**Passage to read**
• • •

In the previous article #003 "Are you P4 compliant ?" we exposed a setup where RARE/freeRouter was controlling BMv2 P4 dataplane called simple_switch_grpc. In this article we replace the open source BMv2 target by a commercial virtual target provided by INTEL/BAREFOOT. As a side note, we will show that this setup can be integrated with real networks. (with inherent software limitations) 

Requirement

  • Basic Linux/Unix knowledge
  • Basic networking knowledge

Overview

I'm repeating the core message from #003: For those who are not familiar with data plane programming and especially with P4, "P4 is a domain-specific programming language for specifying the behaviour of the dataplanes of network-forwarding elements." (from p4.org) in short it helps you to write a "program specifying how a switch processes packets".

Article objective

In this article we'll using freeRouter setup deployed in #003 and replace bmv2/simple_switch_grpc providing freeRouter P4Lang's dataplane by INTEL BAREFOOT/bf_switchd. Actually the effective dataplane is ensured by INTEL/BAREFOOT virtual bf_switchd model running RARE P4 program called: bf_router.p4.

Diagram

[ #004 ] - Cookbook

In our example we will use the OpenNetworkLinux KVM image (ONL9) this is the recommended build from INTEL/BAREFOOT for SDE-9.2.0.

• • •

**Available data**

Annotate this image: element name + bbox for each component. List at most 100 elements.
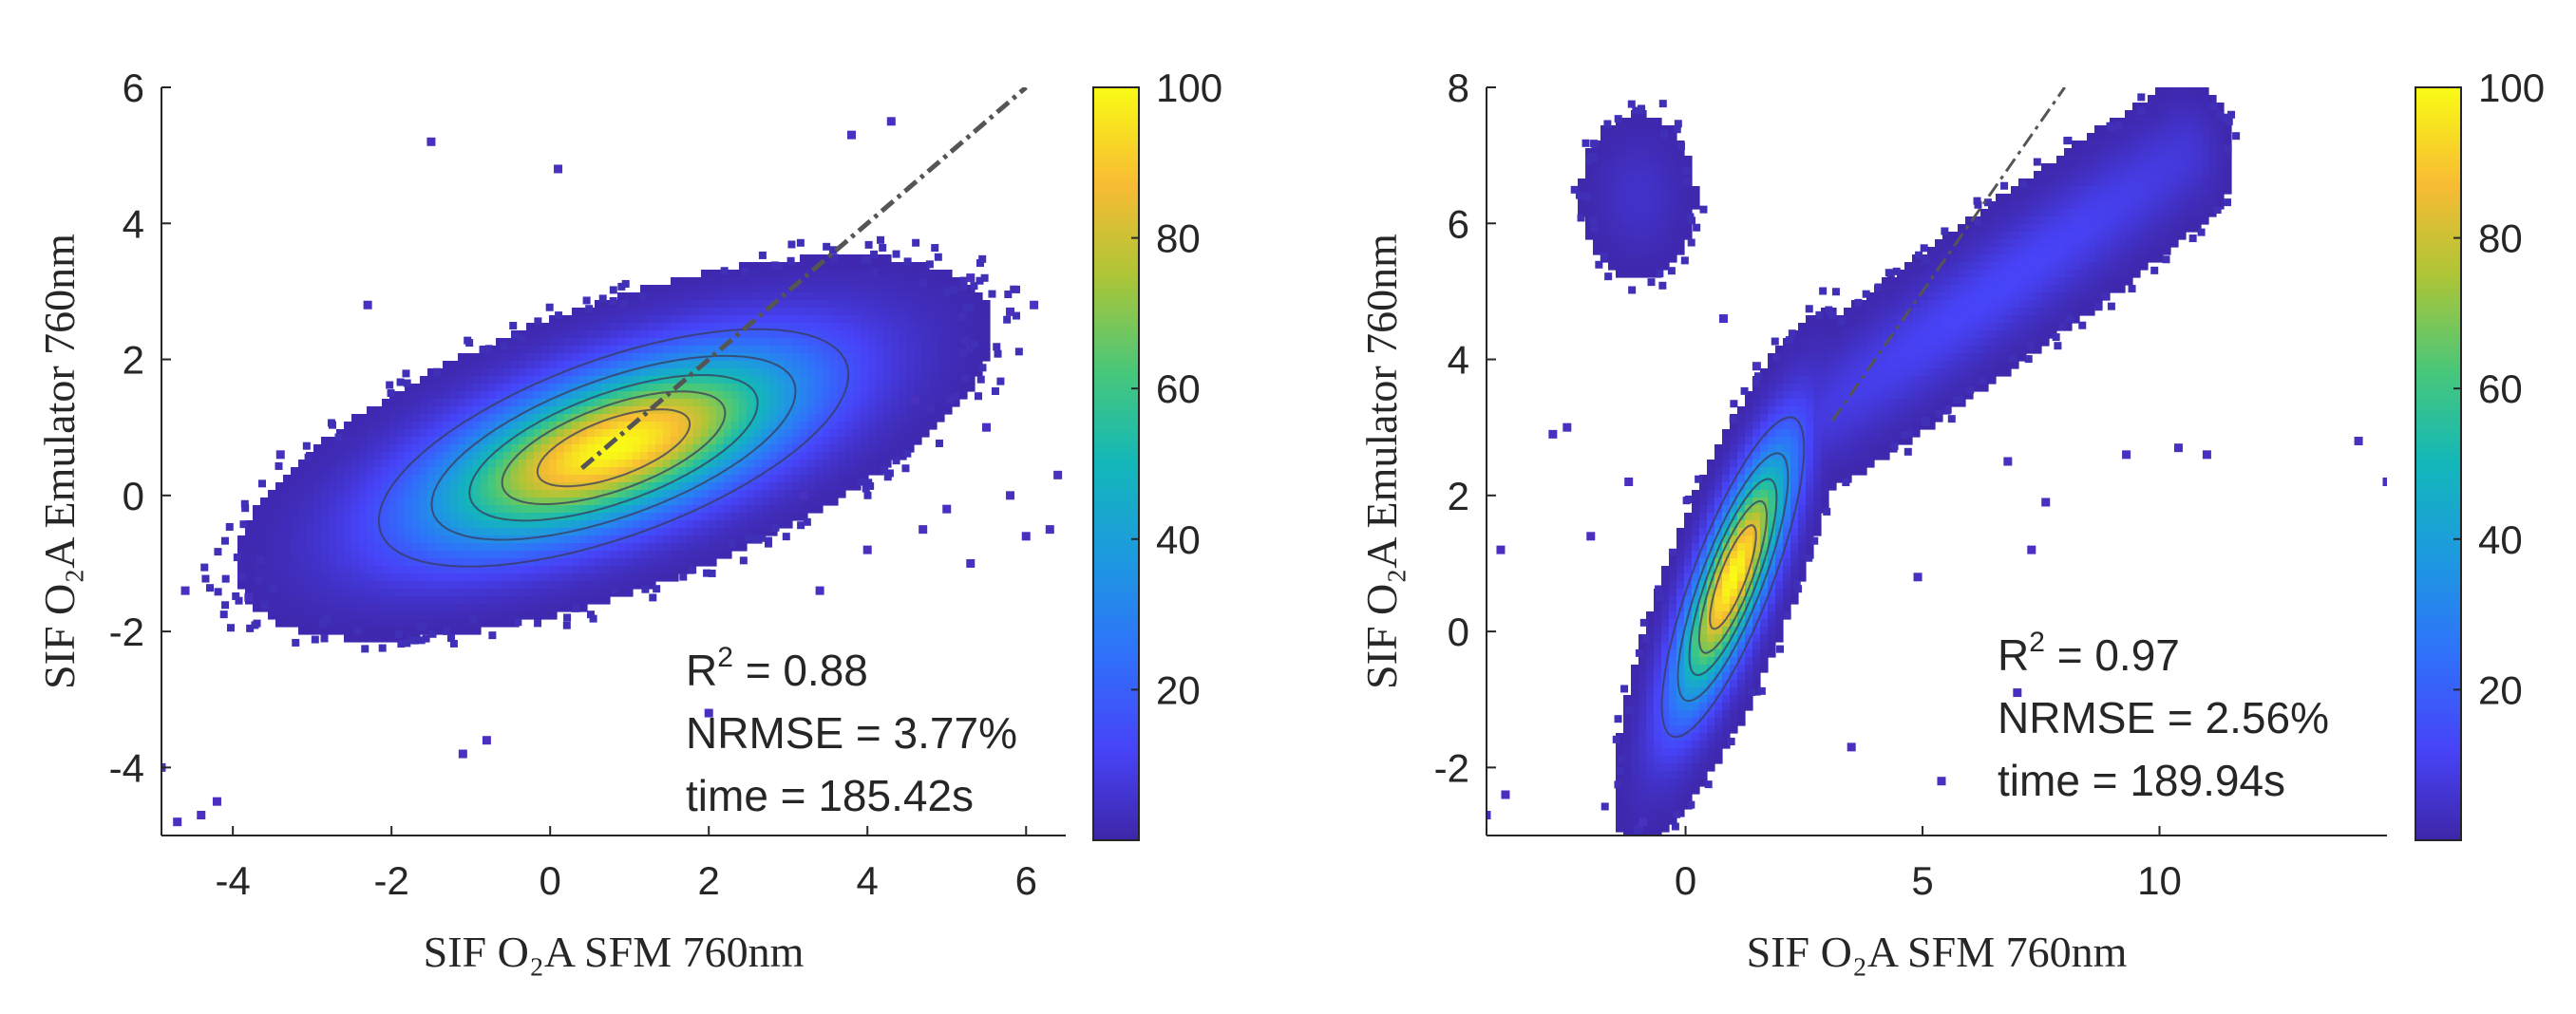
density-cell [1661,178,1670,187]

• • •

**Problem set**
[A] Quote the freeRouter P4 article between "Article objective" and "INTEL/BAREFOOT for SDE-9.2.0.", inclusive.
[B] Write what comes next in the freeRouter P4 article, picking up after its last sentence.
The data above has no part in this.

**Responses to the tasks**
[A]
Article objective

In this article we'll using freeRouter setup deployed in #003 and replace bmv2/simple_switch_grpc providing freeRouter P4Lang's dataplane by INTEL BAREFOOT/bf_switchd. Actually the effective dataplane is ensured by INTEL/BAREFOOT virtual bf_switchd model running RARE P4 program called: bf_router.p4.

Diagram

[ #004 ] - Cookbook

In our example we will use the OpenNetworkLinux KVM image (ONL9) this is the recommended build from INTEL/BAREFOOT for SDE-9.2.0.

[B]
and we add a network interface bridged to our laptop RJ45 connection.

mkdir -p ~/freeRouter/bin ~/freeRouter/lib ~/freeRouter/etc ~/freeRouter/log
cd ~/freeRouter/lib
wget http://freerouter.nop.hu/rtr.jar
Update & Upgrade system
tree freeRouter
freeRouter
├── bin   # binary files      
├── etc   # configuration files      
├── lib   # library files      
└── log   # log files      

get freeRouter net-tools tarball
wget freerouter.nop.hu/rtr.tar
Install build tools
tar xvf rtr.tar -C ~/freeRouter/bin/

For those you would like to rebuild these binaries you can find the compilation shell script in freeRouter cloned git repository in: ~/freeRouter/src/native/c.sh

In that section, you'll need to get access to INTEL/BAREFOOT Software Development Environment. For Research & Academia institution, you can apply here in order to become a FASTER member and access to INTEL/BAREFOOT resources. You can find here, a document installing INTEL/BAREFOOT SDE on ONL for a WEDGE100BF32X system. In our case, we are setting up the following environment:

  • ONL9 as VM guest with kernel 8192 Mb of RAM and 2 vCPU
  • SDE 9.2.0
  • VirtualBox is running on MACOSX host

Just for the sake of example, SDE 9.2.0 is installed in root home directory:

SDE installation environment
export SDE=/root/bf-sde-9.2.0
export SDE_INSTALL=/root/bf-sde-9.2.0/install
export PATH=$PATH:$SDE_INSTALL/bin:$SDE/tools

TOFINO RARE bitbucket is a private repository. It is currently being reworked in order to make it public as per INTEL/BAREFOOT decision to make P4 code related to TOFINO architecture public. (It is thus inaccessible for now but will be opened to the public soon.)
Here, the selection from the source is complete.